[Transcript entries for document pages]
--------------------
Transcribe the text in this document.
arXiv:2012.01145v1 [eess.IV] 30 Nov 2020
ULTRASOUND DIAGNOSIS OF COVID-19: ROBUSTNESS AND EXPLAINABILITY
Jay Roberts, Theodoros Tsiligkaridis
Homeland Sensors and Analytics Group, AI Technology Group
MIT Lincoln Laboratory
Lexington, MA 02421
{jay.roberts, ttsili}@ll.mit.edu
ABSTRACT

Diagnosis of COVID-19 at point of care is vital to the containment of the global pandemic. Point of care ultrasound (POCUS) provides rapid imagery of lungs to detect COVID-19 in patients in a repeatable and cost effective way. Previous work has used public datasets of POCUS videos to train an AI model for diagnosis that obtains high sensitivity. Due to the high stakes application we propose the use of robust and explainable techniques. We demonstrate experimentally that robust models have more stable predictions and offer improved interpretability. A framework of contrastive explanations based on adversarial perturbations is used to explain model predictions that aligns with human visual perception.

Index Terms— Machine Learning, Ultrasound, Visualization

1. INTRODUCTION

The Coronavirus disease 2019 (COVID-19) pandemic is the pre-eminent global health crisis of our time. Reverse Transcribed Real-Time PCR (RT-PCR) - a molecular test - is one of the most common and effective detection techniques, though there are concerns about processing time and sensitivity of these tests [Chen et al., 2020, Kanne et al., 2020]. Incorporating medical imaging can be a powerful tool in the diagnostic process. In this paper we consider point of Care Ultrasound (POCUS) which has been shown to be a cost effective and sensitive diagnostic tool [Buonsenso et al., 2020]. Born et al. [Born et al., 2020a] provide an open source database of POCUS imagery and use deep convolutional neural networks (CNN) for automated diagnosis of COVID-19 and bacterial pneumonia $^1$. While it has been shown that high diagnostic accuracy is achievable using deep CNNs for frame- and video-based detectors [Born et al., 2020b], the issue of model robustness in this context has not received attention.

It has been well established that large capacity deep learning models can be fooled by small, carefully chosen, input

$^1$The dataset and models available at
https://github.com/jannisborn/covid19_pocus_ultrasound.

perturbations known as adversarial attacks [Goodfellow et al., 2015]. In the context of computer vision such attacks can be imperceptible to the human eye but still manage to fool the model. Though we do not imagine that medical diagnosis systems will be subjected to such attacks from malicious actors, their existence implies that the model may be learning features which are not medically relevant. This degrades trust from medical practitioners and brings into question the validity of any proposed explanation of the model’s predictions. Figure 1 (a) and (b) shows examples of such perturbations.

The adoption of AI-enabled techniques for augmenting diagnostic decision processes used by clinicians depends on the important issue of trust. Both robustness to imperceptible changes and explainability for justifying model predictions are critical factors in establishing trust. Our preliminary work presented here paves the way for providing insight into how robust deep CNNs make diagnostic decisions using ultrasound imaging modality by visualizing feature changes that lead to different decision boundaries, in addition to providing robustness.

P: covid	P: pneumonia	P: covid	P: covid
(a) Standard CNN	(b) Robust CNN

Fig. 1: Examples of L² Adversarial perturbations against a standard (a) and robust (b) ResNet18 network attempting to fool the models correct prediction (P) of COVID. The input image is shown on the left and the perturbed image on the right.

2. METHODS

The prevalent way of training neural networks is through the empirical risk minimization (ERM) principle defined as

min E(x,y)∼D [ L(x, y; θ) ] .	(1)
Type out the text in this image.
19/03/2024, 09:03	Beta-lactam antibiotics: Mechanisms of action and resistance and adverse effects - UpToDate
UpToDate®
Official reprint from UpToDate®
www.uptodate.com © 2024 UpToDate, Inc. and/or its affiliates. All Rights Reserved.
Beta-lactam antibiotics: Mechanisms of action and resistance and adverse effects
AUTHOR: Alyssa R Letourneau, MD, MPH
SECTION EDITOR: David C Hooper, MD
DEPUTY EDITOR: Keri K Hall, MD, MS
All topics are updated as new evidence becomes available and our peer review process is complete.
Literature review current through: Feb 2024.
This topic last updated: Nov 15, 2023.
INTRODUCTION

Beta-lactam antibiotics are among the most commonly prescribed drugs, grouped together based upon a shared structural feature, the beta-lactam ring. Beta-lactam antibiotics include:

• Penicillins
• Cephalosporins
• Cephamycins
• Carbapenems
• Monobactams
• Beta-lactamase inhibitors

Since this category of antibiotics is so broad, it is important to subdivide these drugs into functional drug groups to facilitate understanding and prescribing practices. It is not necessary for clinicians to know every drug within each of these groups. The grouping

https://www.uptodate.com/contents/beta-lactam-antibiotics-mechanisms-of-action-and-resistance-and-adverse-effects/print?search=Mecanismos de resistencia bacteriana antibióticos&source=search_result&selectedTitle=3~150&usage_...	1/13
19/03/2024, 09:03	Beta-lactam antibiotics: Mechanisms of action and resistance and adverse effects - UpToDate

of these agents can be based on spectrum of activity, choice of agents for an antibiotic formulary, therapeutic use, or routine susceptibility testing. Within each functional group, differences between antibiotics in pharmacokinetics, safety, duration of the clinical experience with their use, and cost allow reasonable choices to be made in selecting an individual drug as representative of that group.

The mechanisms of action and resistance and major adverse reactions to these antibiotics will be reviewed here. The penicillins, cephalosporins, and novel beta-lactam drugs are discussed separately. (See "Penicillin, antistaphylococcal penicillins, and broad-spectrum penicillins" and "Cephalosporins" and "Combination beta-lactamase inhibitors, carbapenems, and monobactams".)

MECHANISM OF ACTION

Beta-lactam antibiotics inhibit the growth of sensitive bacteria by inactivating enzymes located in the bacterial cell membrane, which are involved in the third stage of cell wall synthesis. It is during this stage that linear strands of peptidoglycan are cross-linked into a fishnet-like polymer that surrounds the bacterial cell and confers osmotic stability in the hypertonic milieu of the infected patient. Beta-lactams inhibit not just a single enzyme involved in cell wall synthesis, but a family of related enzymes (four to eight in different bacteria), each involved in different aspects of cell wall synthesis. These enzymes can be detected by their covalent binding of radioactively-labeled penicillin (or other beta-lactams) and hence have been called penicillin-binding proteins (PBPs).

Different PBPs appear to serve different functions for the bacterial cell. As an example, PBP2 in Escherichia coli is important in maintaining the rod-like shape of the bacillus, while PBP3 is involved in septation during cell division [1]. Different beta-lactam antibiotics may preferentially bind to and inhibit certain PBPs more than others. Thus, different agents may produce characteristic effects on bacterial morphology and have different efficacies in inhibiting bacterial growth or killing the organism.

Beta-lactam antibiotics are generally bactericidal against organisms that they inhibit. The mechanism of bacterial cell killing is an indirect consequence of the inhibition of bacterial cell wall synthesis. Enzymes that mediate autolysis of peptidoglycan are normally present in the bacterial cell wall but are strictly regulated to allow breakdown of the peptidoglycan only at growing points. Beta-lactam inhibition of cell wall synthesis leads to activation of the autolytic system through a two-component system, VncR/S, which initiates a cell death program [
--------------------
WORK TO COMPLETE = Retype each line above with no alterations.

RESULT BELOW =
Transcribe the text in this document.
arXiv:2012.01145v1 [eess.IV] 30 Nov 2020
ULTRASOUND DIAGNOSIS OF COVID-19: ROBUSTNESS AND EXPLAINABILITY
Jay Roberts, Theodoros Tsiligkaridis
Homeland Sensors and Analytics Group, AI Technology Group
MIT Lincoln Laboratory
Lexington, MA 02421
{jay.roberts, ttsili}@ll.mit.edu
ABSTRACT

Diagnosis of COVID-19 at point of care is vital to the containment of the global pandemic. Point of care ultrasound (POCUS) provides rapid imagery of lungs to detect COVID-19 in patients in a repeatable and cost effective way. Previous work has used public datasets of POCUS videos to train an AI model for diagnosis that obtains high sensitivity. Due to the high stakes application we propose the use of robust and explainable techniques. We demonstrate experimentally that robust models have more stable predictions and offer improved interpretability. A framework of contrastive explanations based on adversarial perturbations is used to explain model predictions that aligns with human visual perception.

Index Terms— Machine Learning, Ultrasound, Visualization

1. INTRODUCTION

The Coronavirus disease 2019 (COVID-19) pandemic is the pre-eminent global health crisis of our time. Reverse Transcribed Real-Time PCR (RT-PCR) - a molecular test - is one of the most common and effective detection techniques, though there are concerns about processing time and sensitivity of these tests [Chen et al., 2020, Kanne et al., 2020]. Incorporating medical imaging can be a powerful tool in the diagnostic process. In this paper we consider point of Care Ultrasound (POCUS) which has been shown to be a cost effective and sensitive diagnostic tool [Buonsenso et al., 2020]. Born et al. [Born et al., 2020a] provide an open source database of POCUS imagery and use deep convolutional neural networks (CNN) for automated diagnosis of COVID-19 and bacterial pneumonia $^1$. While it has been shown that high diagnostic accuracy is achievable using deep CNNs for frame- and video-based detectors [Born et al., 2020b], the issue of model robustness in this context has not received attention.

It has been well established that large capacity deep learning models can be fooled by small, carefully chosen, input

$^1$The dataset and models available at
https://github.com/jannisborn/covid19_pocus_ultrasound.

perturbations known as adversarial attacks [Goodfellow et al., 2015]. In the context of computer vision such attacks can be imperceptible to the human eye but still manage to fool the model. Though we do not imagine that medical diagnosis systems will be subjected to such attacks from malicious actors, their existence implies that the model may be learning features which are not medically relevant. This degrades trust from medical practitioners and brings into question the validity of any proposed explanation of the model’s predictions. Figure 1 (a) and (b) shows examples of such perturbations.

The adoption of AI-enabled techniques for augmenting diagnostic decision processes used by clinicians depends on the important issue of trust. Both robustness to imperceptible changes and explainability for justifying model predictions are critical factors in establishing trust. Our preliminary work presented here paves the way for providing insight into how robust deep CNNs make diagnostic decisions using ultrasound imaging modality by visualizing feature changes that lead to different decision boundaries, in addition to providing robustness.

P: covid	P: pneumonia	P: covid	P: covid
(a) Standard CNN	(b) Robust CNN

Fig. 1: Examples of L² Adversarial perturbations against a standard (a) and robust (b) ResNet18 network attempting to fool the models correct prediction (P) of COVID. The input image is shown on the left and the perturbed image on the right.

2. METHODS

The prevalent way of training neural networks is through the empirical risk minimization (ERM) principle defined as

min E(x,y)∼D [ L(x, y; θ) ] .	(1)
Type out the text in this image.
19/03/2024, 09:03	Beta-lactam antibiotics: Mechanisms of action and resistance and adverse effects - UpToDate
UpToDate®
Official reprint from UpToDate®
www.uptodate.com © 2024 UpToDate, Inc. and/or its affiliates. All Rights Reserved.
Beta-lactam antibiotics: Mechanisms of action and resistance and adverse effects
AUTHOR: Alyssa R Letourneau, MD, MPH
SECTION EDITOR: David C Hooper, MD
DEPUTY EDITOR: Keri K Hall, MD, MS
All topics are updated as new evidence becomes available and our peer review process is complete.
Literature review current through: Feb 2024.
This topic last updated: Nov 15, 2023.
INTRODUCTION

Beta-lactam antibiotics are among the most commonly prescribed drugs, grouped together based upon a shared structural feature, the beta-lactam ring. Beta-lactam antibiotics include:

• Penicillins
• Cephalosporins
• Cephamycins
• Carbapenems
• Monobactams
• Beta-lactamase inhibitors

Since this category of antibiotics is so broad, it is important to subdivide these drugs into functional drug groups to facilitate understanding and prescribing practices. It is not necessary for clinicians to know every drug within each of these groups. The grouping

https://www.uptodate.com/contents/beta-lactam-antibiotics-mechanisms-of-action-and-resistance-and-adverse-effects/print?search=Mecanismos de resistencia bacteriana antibióticos&source=search_result&selectedTitle=3~150&usage_...	1/13
19/03/2024, 09:03	Beta-lactam antibiotics: Mechanisms of action and resistance and adverse effects - UpToDate

of these agents can be based on spectrum of activity, choice of agents for an antibiotic formulary, therapeutic use, or routine susceptibility testing. Within each functional group, differences between antibiotics in pharmacokinetics, safety, duration of the clinical experience with their use, and cost allow reasonable choices to be made in selecting an individual drug as representative of that group.

The mechanisms of action and resistance and major adverse reactions to these antibiotics will be reviewed here. The penicillins, cephalosporins, and novel beta-lactam drugs are discussed separately. (See "Penicillin, antistaphylococcal penicillins, and broad-spectrum penicillins" and "Cephalosporins" and "Combination beta-lactamase inhibitors, carbapenems, and monobactams".)

MECHANISM OF ACTION

Beta-lactam antibiotics inhibit the growth of sensitive bacteria by inactivating enzymes located in the bacterial cell membrane, which are involved in the third stage of cell wall synthesis. It is during this stage that linear strands of peptidoglycan are cross-linked into a fishnet-like polymer that surrounds the bacterial cell and confers osmotic stability in the hypertonic milieu of the infected patient. Beta-lactams inhibit not just a single enzyme involved in cell wall synthesis, but a family of related enzymes (four to eight in different bacteria), each involved in different aspects of cell wall synthesis. These enzymes can be detected by their covalent binding of radioactively-labeled penicillin (or other beta-lactams) and hence have been called penicillin-binding proteins (PBPs).

Different PBPs appear to serve different functions for the bacterial cell. As an example, PBP2 in Escherichia coli is important in maintaining the rod-like shape of the bacillus, while PBP3 is involved in septation during cell division [1]. Different beta-lactam antibiotics may preferentially bind to and inhibit certain PBPs more than others. Thus, different agents may produce characteristic effects on bacterial morphology and have different efficacies in inhibiting bacterial growth or killing the organism.

Beta-lactam antibiotics are generally bactericidal against organisms that they inhibit. The mechanism of bacterial cell killing is an indirect consequence of the inhibition of bacterial cell wall synthesis. Enzymes that mediate autolysis of peptidoglycan are normally present in the bacterial cell wall but are strictly regulated to allow breakdown of the peptidoglycan only at growing points. Beta-lactam inhibition of cell wall synthesis leads to activation of the autolytic system through a two-component system, VncR/S, which initiates a cell death program [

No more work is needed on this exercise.